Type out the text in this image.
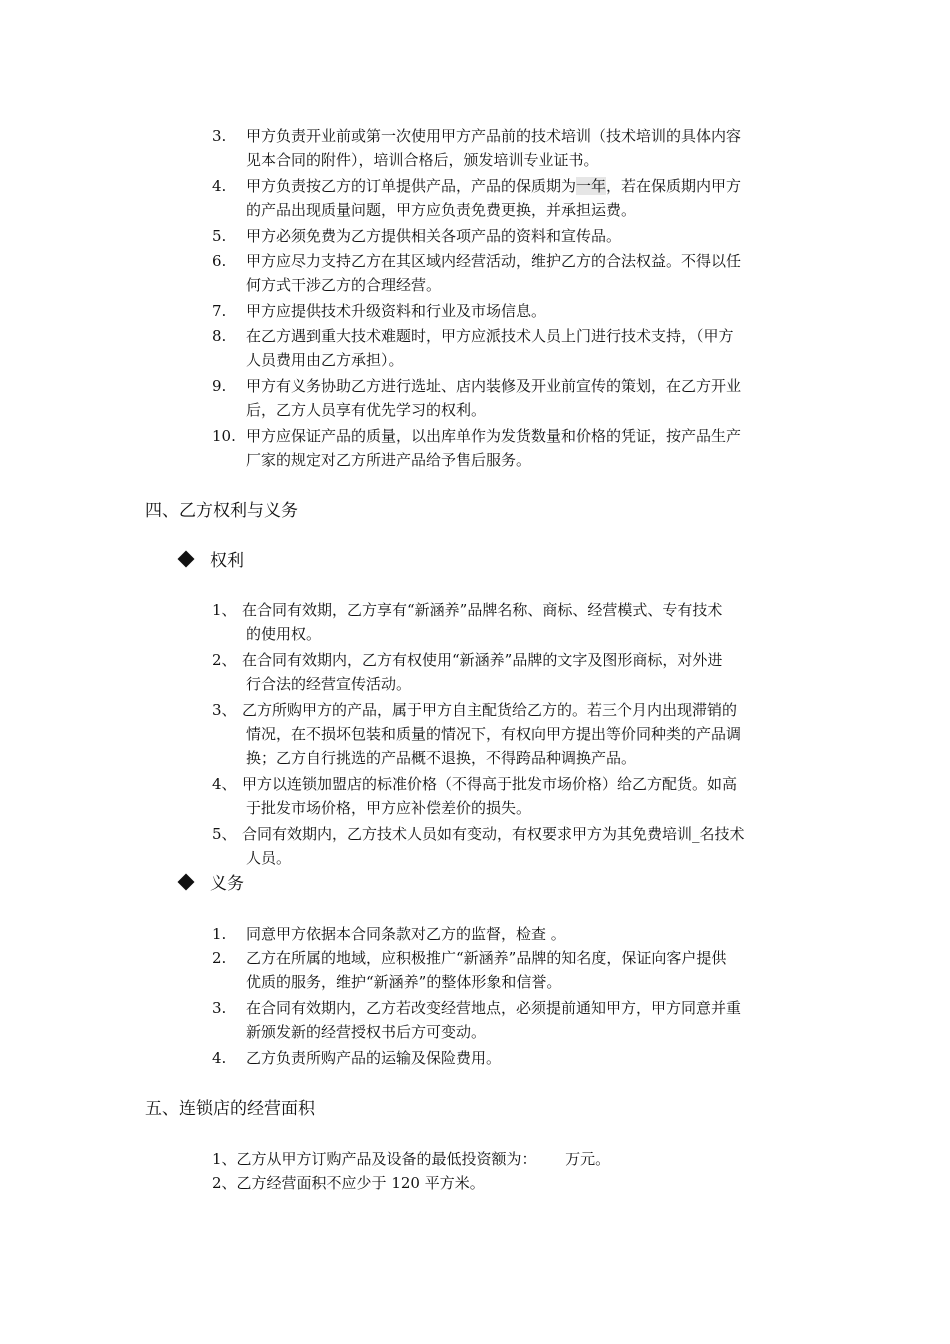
3. 甲方负责开业前或第一次使用甲方产品前的技术培训（技术培训的具体内容
见本合同的附件），培训合格后，颁发培训专业证书。
4. 甲方负责按乙方的订单提供产品，产品的保质期为一年，若在保质期内甲方
的产品出现质量问题，甲方应负责免费更换，并承担运费。
5. 甲方必须免费为乙方提供相关各项产品的资料和宣传品。
6. 甲方应尽力支持乙方在其区域内经营活动，维护乙方的合法权益。不得以任
何方式干涉乙方的合理经营。
7. 甲方应提供技术升级资料和行业及市场信息。
8. 在乙方遇到重大技术难题时，甲方应派技术人员上门进行技术支持，（甲方
人员费用由乙方承担）。
9. 甲方有义务协助乙方进行选址、店内装修及开业前宣传的策划，在乙方开业
后，乙方人员享有优先学习的权利。
10. 甲方应保证产品的质量，以出库单作为发货数量和价格的凭证，按产品生产
厂家的规定对乙方所进产品给予售后服务。
四、乙方权利与义务
权利
1、 在合同有效期，乙方享有“新涵养”品牌名称、商标、经营模式、专有技术
的使用权。
2、 在合同有效期内，乙方有权使用“新涵养”品牌的文字及图形商标，对外进
行合法的经营宣传活动。
3、 乙方所购甲方的产品，属于甲方自主配货给乙方的。若三个月内出现滞销的
情况，在不损坏包装和质量的情况下，有权向甲方提出等价同种类的产品调
换；乙方自行挑选的产品概不退换，不得跨品种调换产品。
4、 甲方以连锁加盟店的标准价格（不得高于批发市场价格）给乙方配货。如高
于批发市场价格，甲方应补偿差价的损失。
5、 合同有效期内，乙方技术人员如有变动，有权要求甲方为其免费培训_名技术
人员。
义务
1. 同意甲方依据本合同条款对乙方的监督，检查 。
2. 乙方在所属的地域，应积极推广“新涵养”品牌的知名度，保证向客户提供
优质的服务，维护“新涵养”的整体形象和信誉。
3. 在合同有效期内，乙方若改变经营地点，必须提前通知甲方，甲方同意并重
新颁发新的经营授权书后方可变动。
4. 乙方负责所购产品的运输及保险费用。
五、连锁店的经营面积
1、乙方从甲方订购产品及设备的最低投资额为：      万元。
2、乙方经营面积不应少于 120 平方米。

━━━

§ **Objective**
From the entries above, output every line exactly and omit any image.

§ **Output for this exercise**
Type out the text in this image.
3. 甲方负责开业前或第一次使用甲方产品前的技术培训（技术培训的具体内容
见本合同的附件），培训合格后，颁发培训专业证书。
4. 甲方负责按乙方的订单提供产品，产品的保质期为一年，若在保质期内甲方
的产品出现质量问题，甲方应负责免费更换，并承担运费。
5. 甲方必须免费为乙方提供相关各项产品的资料和宣传品。
6. 甲方应尽力支持乙方在其区域内经营活动，维护乙方的合法权益。不得以任
何方式干涉乙方的合理经营。
7. 甲方应提供技术升级资料和行业及市场信息。
8. 在乙方遇到重大技术难题时，甲方应派技术人员上门进行技术支持，（甲方
人员费用由乙方承担）。
9. 甲方有义务协助乙方进行选址、店内装修及开业前宣传的策划，在乙方开业
后，乙方人员享有优先学习的权利。
10. 甲方应保证产品的质量，以出库单作为发货数量和价格的凭证，按产品生产
厂家的规定对乙方所进产品给予售后服务。
四、乙方权利与义务
权利
1、 在合同有效期，乙方享有“新涵养”品牌名称、商标、经营模式、专有技术
的使用权。
2、 在合同有效期内，乙方有权使用“新涵养”品牌的文字及图形商标，对外进
行合法的经营宣传活动。
3、 乙方所购甲方的产品，属于甲方自主配货给乙方的。若三个月内出现滞销的
情况，在不损坏包装和质量的情况下，有权向甲方提出等价同种类的产品调
换；乙方自行挑选的产品概不退换，不得跨品种调换产品。
4、 甲方以连锁加盟店的标准价格（不得高于批发市场价格）给乙方配货。如高
于批发市场价格，甲方应补偿差价的损失。
5、 合同有效期内，乙方技术人员如有变动，有权要求甲方为其免费培训_名技术
人员。
义务
1. 同意甲方依据本合同条款对乙方的监督，检查 。
2. 乙方在所属的地域，应积极推广“新涵养”品牌的知名度，保证向客户提供
优质的服务，维护“新涵养”的整体形象和信誉。
3. 在合同有效期内，乙方若改变经营地点，必须提前通知甲方，甲方同意并重
新颁发新的经营授权书后方可变动。
4. 乙方负责所购产品的运输及保险费用。
五、连锁店的经营面积
1、乙方从甲方订购产品及设备的最低投资额为：      万元。
2、乙方经营面积不应少于 120 平方米。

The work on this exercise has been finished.